(Items from a dataset)
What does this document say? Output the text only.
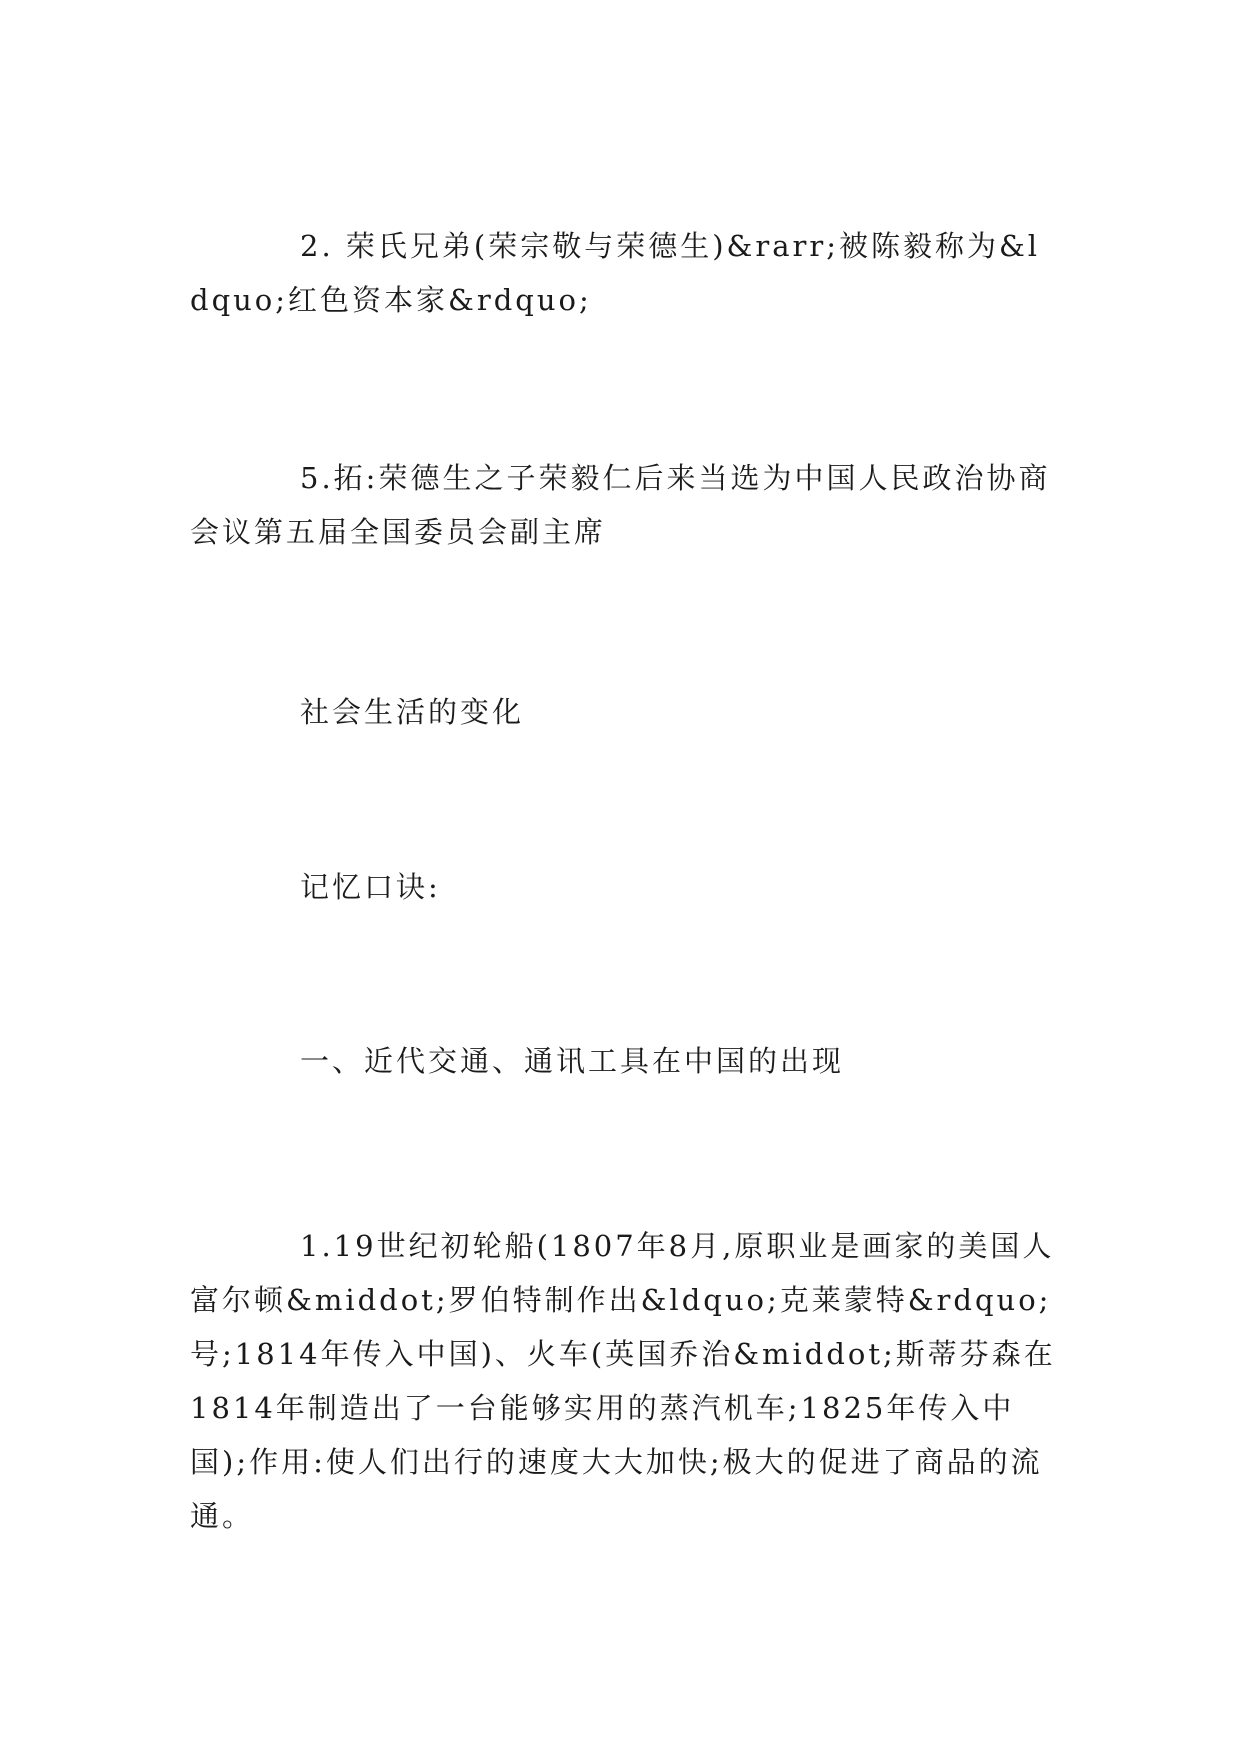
2. 荣氏兄弟(荣宗敬与荣德生)&rarr;被陈毅称为&ldquo;红色资本家&rdquo;

5.拓:荣德生之子荣毅仁后来当选为中国人民政治协商会议第五届全国委员会副主席

社会生活的变化

记忆口诀:

一、近代交通、通讯工具在中国的出现

1.19世纪初轮船(1807年8月,原职业是画家的美国人富尔顿&middot;罗伯特制作出&ldquo;克莱蒙特&rdquo;号;1814年传入中国)、火车(英国乔治&middot;斯蒂芬森在1814年制造出了一台能够实用的蒸汽机车;1825年传入中国);作用:使人们出行的速度大大加快;极大的促进了商品的流通。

* _Request_: Set down the material exactly, every line of it, except for the pictures.

* _Task response_:
What does this document say? Output the text only.
2. 荣氏兄弟(荣宗敬与荣德生)&rarr;被陈毅称为&ldquo;红色资本家&rdquo;

5.拓:荣德生之子荣毅仁后来当选为中国人民政治协商会议第五届全国委员会副主席

社会生活的变化

记忆口诀:

一、近代交通、通讯工具在中国的出现

1.19世纪初轮船(1807年8月,原职业是画家的美国人富尔顿&middot;罗伯特制作出&ldquo;克莱蒙特&rdquo;号;1814年传入中国)、火车(英国乔治&middot;斯蒂芬森在1814年制造出了一台能够实用的蒸汽机车;1825年传入中国);作用:使人们出行的速度大大加快;极大的促进了商品的流通。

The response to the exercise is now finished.